— Records shown —
^^^^^^^^

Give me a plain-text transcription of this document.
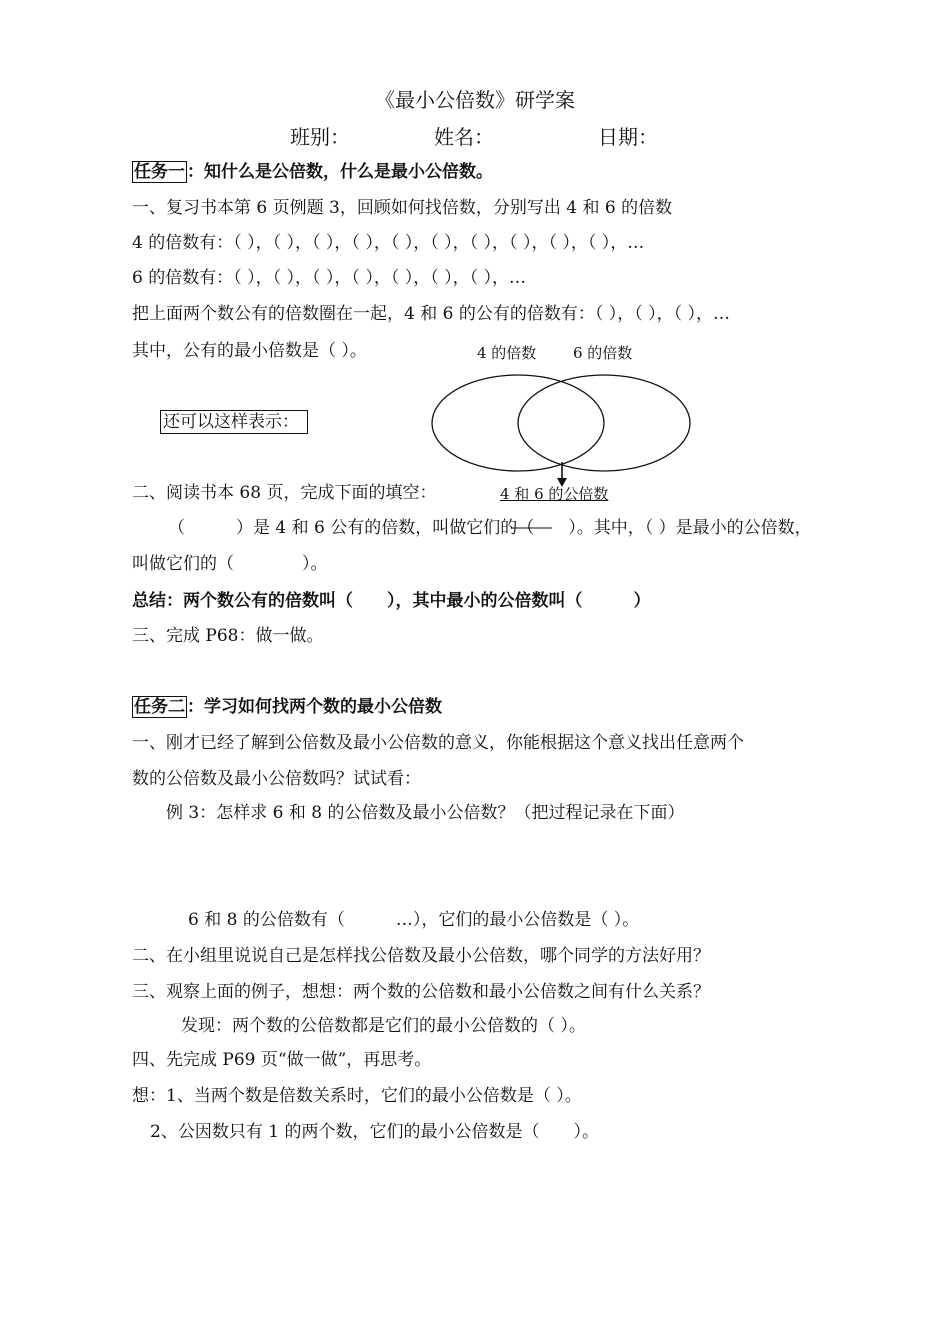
《最小公倍数》研学案
班别：	姓名：	日期：
任务一 ：知什么是公倍数，什么是最小公倍数。
一、复习书本第 6 页例题 3，回顾如何找倍数，分别写出 4 和 6 的倍数
4 的倍数有：（ ），（ ），（ ），（ ），（ ），（ ），（ ），（ ），（ ），（ ），…
6 的倍数有：（ ），（ ），（ ），（ ），（ ），（ ），（ ），…
把上面两个数公有的倍数圈在一起，4 和 6 的公有的倍数有：（ ），（ ），（ ），…
其中，公有的最小倍数是（ ）。	4 的倍数 6 的倍数
还可以这样表示：
4 和 6 的公倍数
二、阅读书本 68 页，完成下面的填空：
（　　　）是 4 和 6 公有的倍数，叫做它们的（　　）。其中，（ ）是最小的公倍数，
叫做它们的（　　　　）。
总结：两个数公有的倍数叫（　　），其中最小的公倍数叫（　　　）
三、完成 P68：做一做。
任务二 ：学习如何找两个数的最小公倍数
一、刚才已经了解到公倍数及最小公倍数的意义，你能根据这个意义找出任意两个
数的公倍数及最小公倍数吗？试试看：
例 3：怎样求 6 和 8 的公倍数及最小公倍数？（把过程记录在下面）
6 和 8 的公倍数有（　　　…），它们的最小公倍数是（ ）。
二、在小组里说说自己是怎样找公倍数及最小公倍数，哪个同学的方法好用？
三、观察上面的例子，想想：两个数的公倍数和最小公倍数之间有什么关系？
发现：两个数的公倍数都是它们的最小公倍数的（ ）。
四、先完成 P69 页“做一做”，再思考。
想：1、当两个数是倍数关系时，它们的最小公倍数是（ ）。
2、公因数只有 1 的两个数，它们的最小公倍数是（　　）。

^^^^^^^^

— Task statement —
Print the records above exactly as they stand, but leave out the pictures.

— The answer —
Give me a plain-text transcription of this document.
《最小公倍数》研学案
班别：	姓名：	日期：
任务一 ：知什么是公倍数，什么是最小公倍数。
一、复习书本第 6 页例题 3，回顾如何找倍数，分别写出 4 和 6 的倍数
4 的倍数有：（ ），（ ），（ ），（ ），（ ），（ ），（ ），（ ），（ ），（ ），…
6 的倍数有：（ ），（ ），（ ），（ ），（ ），（ ），（ ），…
把上面两个数公有的倍数圈在一起，4 和 6 的公有的倍数有：（ ），（ ），（ ），…
其中，公有的最小倍数是（ ）。	4 的倍数 6 的倍数
还可以这样表示：
4 和 6 的公倍数
二、阅读书本 68 页，完成下面的填空：
（　　　）是 4 和 6 公有的倍数，叫做它们的（　　）。其中，（ ）是最小的公倍数，
叫做它们的（　　　　）。
总结：两个数公有的倍数叫（　　），其中最小的公倍数叫（　　　）
三、完成 P68：做一做。
任务二 ：学习如何找两个数的最小公倍数
一、刚才已经了解到公倍数及最小公倍数的意义，你能根据这个意义找出任意两个
数的公倍数及最小公倍数吗？试试看：
例 3：怎样求 6 和 8 的公倍数及最小公倍数？（把过程记录在下面）
6 和 8 的公倍数有（　　　…），它们的最小公倍数是（ ）。
二、在小组里说说自己是怎样找公倍数及最小公倍数，哪个同学的方法好用？
三、观察上面的例子，想想：两个数的公倍数和最小公倍数之间有什么关系？
发现：两个数的公倍数都是它们的最小公倍数的（ ）。
四、先完成 P69 页“做一做”，再思考。
想：1、当两个数是倍数关系时，它们的最小公倍数是（ ）。
2、公因数只有 1 的两个数，它们的最小公倍数是（　　）。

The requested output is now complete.